**Work instructions:**
Spot each line that carries the word "this"; copy those lines.

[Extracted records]

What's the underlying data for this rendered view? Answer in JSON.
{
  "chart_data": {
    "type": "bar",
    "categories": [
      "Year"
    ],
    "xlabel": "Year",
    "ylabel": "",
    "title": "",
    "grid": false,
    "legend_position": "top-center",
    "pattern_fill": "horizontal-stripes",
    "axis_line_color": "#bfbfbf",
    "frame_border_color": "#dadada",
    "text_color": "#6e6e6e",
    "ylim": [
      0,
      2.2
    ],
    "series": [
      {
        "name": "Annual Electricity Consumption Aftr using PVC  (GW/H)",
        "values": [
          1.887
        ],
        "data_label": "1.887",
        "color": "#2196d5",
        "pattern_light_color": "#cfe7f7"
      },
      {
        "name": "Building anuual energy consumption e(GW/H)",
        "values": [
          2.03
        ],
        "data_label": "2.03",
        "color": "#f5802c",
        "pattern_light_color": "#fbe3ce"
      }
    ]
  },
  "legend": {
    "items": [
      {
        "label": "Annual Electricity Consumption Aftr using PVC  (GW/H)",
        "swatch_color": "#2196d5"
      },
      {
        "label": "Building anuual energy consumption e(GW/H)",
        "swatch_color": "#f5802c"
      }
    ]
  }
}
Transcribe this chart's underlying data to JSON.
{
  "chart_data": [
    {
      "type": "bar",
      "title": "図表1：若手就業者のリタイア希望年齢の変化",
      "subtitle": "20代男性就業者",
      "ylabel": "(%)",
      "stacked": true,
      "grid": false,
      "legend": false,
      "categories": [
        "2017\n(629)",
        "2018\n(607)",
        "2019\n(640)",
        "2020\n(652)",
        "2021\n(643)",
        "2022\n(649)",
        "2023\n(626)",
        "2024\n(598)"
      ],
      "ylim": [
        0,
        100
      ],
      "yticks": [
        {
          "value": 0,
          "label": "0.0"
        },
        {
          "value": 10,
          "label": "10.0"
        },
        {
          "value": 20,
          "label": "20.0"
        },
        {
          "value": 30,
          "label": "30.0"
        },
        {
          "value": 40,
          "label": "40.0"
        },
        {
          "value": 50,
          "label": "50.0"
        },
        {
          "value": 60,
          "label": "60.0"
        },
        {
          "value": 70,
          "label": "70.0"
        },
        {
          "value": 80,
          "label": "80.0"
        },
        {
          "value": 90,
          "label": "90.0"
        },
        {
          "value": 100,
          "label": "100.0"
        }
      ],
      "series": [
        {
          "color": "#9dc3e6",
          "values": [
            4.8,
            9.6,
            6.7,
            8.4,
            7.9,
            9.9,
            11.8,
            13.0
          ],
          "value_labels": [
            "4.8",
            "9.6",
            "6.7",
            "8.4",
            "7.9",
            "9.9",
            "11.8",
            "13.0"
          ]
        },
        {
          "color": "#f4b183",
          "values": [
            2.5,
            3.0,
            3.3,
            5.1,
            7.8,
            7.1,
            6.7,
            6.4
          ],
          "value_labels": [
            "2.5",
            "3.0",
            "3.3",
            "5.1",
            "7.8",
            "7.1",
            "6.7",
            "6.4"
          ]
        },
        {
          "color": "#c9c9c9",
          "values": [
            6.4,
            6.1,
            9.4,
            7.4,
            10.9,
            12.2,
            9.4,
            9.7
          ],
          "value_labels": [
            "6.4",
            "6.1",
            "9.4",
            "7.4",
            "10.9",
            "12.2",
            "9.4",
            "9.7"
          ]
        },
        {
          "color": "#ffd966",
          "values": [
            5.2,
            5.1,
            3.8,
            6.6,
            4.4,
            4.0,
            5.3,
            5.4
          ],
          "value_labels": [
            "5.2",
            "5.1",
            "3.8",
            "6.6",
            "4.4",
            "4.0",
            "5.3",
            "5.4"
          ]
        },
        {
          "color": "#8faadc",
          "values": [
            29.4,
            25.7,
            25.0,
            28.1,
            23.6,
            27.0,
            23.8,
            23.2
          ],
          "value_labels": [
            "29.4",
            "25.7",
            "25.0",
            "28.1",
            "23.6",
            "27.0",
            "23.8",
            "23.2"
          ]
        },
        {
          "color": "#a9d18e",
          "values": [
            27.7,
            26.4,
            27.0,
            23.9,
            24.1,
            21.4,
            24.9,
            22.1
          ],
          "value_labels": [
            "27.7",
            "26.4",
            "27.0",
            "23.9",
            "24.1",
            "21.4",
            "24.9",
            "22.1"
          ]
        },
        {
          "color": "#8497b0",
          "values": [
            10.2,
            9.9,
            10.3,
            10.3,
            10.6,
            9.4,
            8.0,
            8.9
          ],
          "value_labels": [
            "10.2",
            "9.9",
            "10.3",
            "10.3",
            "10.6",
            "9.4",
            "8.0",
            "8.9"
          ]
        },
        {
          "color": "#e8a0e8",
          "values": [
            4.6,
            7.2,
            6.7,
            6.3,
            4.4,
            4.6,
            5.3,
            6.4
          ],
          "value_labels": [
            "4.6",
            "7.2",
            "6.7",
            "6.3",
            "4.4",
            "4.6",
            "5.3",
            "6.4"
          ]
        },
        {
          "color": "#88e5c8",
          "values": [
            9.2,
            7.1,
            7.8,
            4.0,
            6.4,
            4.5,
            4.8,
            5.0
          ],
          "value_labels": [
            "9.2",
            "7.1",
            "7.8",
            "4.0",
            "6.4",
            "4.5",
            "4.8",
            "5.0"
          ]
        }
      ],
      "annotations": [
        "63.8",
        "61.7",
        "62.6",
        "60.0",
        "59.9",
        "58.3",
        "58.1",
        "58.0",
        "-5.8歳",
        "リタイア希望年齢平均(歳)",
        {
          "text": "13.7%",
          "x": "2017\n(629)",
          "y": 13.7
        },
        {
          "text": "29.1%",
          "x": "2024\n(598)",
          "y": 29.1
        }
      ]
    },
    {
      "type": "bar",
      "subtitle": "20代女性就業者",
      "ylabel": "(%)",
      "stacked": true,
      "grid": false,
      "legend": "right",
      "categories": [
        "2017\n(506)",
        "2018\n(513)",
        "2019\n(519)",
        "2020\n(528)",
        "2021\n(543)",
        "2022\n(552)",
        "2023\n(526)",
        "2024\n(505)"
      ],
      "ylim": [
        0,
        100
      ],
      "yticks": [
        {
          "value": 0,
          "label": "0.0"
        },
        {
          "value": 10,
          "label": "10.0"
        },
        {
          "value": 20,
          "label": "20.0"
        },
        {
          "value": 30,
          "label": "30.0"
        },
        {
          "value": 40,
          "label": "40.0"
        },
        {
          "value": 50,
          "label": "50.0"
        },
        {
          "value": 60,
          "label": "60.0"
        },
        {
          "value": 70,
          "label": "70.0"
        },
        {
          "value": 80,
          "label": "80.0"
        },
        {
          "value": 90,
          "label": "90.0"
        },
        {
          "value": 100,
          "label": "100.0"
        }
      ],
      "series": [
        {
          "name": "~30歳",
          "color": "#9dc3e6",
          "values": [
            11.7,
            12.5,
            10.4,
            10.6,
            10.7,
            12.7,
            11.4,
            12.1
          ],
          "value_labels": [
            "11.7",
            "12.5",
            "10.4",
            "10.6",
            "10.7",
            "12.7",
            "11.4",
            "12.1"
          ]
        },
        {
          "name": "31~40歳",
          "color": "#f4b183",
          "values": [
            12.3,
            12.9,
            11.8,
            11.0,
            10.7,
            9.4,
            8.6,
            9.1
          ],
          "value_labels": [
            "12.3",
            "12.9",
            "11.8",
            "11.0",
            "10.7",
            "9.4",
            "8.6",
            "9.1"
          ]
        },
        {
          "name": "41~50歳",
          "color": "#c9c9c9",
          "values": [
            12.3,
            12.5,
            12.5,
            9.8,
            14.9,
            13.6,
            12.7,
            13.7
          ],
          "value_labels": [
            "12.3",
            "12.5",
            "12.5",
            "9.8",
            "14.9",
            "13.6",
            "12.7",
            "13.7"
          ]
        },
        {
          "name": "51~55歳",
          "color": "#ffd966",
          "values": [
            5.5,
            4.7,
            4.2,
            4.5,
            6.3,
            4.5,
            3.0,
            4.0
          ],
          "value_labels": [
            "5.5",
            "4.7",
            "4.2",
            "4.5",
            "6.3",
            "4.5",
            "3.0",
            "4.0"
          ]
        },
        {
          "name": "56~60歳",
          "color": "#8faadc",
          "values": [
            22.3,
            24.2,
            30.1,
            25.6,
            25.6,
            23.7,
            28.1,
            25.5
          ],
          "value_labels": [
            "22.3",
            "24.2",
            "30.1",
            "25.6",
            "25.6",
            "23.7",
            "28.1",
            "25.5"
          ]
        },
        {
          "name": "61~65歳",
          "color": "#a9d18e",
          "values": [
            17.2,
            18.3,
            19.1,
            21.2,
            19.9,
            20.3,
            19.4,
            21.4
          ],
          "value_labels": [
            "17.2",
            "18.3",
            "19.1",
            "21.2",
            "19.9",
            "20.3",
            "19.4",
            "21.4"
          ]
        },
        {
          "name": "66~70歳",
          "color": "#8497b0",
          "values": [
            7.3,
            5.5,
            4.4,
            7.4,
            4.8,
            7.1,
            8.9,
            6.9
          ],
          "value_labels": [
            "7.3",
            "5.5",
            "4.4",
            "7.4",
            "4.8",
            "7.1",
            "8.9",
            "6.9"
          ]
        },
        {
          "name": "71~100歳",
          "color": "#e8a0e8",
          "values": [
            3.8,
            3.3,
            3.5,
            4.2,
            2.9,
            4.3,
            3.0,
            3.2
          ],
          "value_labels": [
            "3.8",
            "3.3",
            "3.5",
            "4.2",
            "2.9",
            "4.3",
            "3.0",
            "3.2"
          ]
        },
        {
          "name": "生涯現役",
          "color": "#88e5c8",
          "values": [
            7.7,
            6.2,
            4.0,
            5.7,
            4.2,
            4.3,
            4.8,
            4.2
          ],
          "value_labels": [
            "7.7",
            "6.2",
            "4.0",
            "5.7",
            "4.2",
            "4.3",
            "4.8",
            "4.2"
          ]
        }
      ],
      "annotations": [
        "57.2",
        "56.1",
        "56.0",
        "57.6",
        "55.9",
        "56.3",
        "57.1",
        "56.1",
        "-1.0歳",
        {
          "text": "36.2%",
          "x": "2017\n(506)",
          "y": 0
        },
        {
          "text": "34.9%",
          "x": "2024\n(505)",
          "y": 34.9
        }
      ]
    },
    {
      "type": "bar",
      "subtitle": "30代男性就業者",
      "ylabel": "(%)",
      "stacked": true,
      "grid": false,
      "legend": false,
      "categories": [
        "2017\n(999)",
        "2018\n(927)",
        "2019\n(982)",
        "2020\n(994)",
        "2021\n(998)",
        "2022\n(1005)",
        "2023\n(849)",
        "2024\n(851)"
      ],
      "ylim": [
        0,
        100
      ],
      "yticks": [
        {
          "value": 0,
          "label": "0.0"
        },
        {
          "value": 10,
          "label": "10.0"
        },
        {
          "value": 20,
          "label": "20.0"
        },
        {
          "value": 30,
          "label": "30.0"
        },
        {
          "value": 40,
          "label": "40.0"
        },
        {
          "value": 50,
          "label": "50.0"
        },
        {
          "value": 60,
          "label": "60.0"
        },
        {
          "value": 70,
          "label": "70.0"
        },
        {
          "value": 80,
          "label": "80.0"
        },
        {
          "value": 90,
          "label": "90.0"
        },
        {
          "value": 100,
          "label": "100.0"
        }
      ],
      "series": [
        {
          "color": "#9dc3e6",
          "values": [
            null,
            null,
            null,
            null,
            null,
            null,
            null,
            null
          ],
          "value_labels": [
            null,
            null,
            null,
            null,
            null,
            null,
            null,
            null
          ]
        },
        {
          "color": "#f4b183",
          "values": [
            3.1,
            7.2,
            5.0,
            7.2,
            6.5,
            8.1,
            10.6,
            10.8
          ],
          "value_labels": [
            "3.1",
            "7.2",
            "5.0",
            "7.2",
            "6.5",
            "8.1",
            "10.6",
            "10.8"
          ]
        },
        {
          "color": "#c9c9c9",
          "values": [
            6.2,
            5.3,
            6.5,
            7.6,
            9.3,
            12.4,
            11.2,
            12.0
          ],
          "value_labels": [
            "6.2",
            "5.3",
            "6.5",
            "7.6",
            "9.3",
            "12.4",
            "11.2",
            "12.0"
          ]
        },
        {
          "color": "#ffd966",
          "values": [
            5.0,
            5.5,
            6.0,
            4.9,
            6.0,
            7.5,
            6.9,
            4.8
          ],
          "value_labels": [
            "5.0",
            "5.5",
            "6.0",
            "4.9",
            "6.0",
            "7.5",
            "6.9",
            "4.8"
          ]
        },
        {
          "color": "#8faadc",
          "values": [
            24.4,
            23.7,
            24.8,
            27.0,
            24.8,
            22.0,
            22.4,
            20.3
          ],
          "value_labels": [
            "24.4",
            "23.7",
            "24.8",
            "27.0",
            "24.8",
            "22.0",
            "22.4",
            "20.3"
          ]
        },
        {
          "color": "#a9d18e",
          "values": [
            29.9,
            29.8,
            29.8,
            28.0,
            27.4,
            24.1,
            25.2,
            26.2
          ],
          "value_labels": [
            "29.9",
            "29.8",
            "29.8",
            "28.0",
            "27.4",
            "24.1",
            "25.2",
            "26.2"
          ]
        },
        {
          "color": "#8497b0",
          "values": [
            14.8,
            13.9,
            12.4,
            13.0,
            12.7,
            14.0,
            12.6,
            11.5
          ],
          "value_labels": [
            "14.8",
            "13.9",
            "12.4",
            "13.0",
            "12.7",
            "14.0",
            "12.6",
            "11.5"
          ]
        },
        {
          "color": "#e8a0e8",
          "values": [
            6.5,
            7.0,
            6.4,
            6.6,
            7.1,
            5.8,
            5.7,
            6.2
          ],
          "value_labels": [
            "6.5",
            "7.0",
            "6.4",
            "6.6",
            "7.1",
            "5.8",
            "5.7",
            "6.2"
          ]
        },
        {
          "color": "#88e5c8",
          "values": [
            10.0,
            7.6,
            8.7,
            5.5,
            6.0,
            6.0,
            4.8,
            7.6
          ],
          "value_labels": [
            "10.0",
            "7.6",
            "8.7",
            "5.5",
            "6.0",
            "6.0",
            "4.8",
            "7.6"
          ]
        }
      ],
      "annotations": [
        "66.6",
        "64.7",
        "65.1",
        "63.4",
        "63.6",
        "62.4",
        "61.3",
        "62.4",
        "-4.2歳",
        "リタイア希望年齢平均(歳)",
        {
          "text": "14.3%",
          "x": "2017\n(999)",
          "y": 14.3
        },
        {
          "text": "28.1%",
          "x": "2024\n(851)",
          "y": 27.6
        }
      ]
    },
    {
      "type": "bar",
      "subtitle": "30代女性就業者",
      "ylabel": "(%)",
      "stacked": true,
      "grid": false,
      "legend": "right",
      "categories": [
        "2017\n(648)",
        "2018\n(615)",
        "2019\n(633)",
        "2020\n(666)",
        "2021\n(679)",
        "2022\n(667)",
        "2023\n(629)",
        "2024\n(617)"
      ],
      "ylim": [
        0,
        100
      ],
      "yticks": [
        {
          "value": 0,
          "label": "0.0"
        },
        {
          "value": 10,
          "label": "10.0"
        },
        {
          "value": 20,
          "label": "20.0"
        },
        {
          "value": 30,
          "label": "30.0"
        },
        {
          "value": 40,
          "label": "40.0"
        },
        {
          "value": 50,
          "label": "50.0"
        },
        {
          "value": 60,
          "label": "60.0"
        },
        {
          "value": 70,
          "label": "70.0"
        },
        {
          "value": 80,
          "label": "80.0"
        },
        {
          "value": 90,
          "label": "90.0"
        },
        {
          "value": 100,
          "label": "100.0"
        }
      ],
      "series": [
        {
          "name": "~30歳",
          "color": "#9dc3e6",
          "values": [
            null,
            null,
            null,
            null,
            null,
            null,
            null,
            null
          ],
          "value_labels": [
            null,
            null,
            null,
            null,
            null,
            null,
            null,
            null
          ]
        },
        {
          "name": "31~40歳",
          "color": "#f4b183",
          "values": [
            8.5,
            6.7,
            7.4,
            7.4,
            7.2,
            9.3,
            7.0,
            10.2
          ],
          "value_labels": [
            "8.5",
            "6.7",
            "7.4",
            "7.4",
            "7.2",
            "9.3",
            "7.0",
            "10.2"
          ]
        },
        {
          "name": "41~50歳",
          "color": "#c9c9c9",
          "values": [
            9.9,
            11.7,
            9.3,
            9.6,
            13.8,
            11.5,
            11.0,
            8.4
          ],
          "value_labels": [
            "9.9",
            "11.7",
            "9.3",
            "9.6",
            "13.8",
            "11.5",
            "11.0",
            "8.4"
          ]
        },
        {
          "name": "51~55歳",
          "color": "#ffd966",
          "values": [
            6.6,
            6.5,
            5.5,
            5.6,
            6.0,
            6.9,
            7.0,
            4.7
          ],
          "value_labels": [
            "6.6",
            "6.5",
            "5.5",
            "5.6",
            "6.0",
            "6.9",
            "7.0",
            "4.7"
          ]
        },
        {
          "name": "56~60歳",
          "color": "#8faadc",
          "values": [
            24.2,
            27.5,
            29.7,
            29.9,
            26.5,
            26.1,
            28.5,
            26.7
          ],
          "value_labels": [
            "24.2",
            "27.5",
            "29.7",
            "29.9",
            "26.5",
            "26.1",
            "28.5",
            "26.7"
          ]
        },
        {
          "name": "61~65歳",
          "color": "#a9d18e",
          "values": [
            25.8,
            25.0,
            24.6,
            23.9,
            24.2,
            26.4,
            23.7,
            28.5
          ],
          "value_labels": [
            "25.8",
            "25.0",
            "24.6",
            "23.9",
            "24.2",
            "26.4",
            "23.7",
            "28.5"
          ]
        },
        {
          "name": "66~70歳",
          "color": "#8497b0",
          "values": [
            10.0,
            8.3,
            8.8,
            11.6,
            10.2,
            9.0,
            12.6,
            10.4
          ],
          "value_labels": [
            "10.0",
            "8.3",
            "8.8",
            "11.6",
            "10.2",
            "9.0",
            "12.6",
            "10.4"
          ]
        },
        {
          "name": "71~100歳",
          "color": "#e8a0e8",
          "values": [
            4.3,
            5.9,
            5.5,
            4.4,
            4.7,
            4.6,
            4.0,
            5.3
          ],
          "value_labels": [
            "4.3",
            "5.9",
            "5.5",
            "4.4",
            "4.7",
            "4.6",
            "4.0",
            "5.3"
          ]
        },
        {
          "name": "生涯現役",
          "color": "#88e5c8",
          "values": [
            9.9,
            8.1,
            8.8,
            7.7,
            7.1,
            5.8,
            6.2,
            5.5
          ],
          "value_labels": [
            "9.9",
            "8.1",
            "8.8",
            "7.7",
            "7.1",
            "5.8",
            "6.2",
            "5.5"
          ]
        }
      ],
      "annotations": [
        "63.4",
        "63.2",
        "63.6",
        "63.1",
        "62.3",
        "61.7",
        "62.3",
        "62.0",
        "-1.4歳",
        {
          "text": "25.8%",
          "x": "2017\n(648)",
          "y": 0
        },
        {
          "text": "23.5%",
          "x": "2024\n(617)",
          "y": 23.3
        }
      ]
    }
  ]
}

**Exercise solution:**
What's the underlying data for this rendered view? Answer in JSON.
Transcribe this chart's underlying data to JSON.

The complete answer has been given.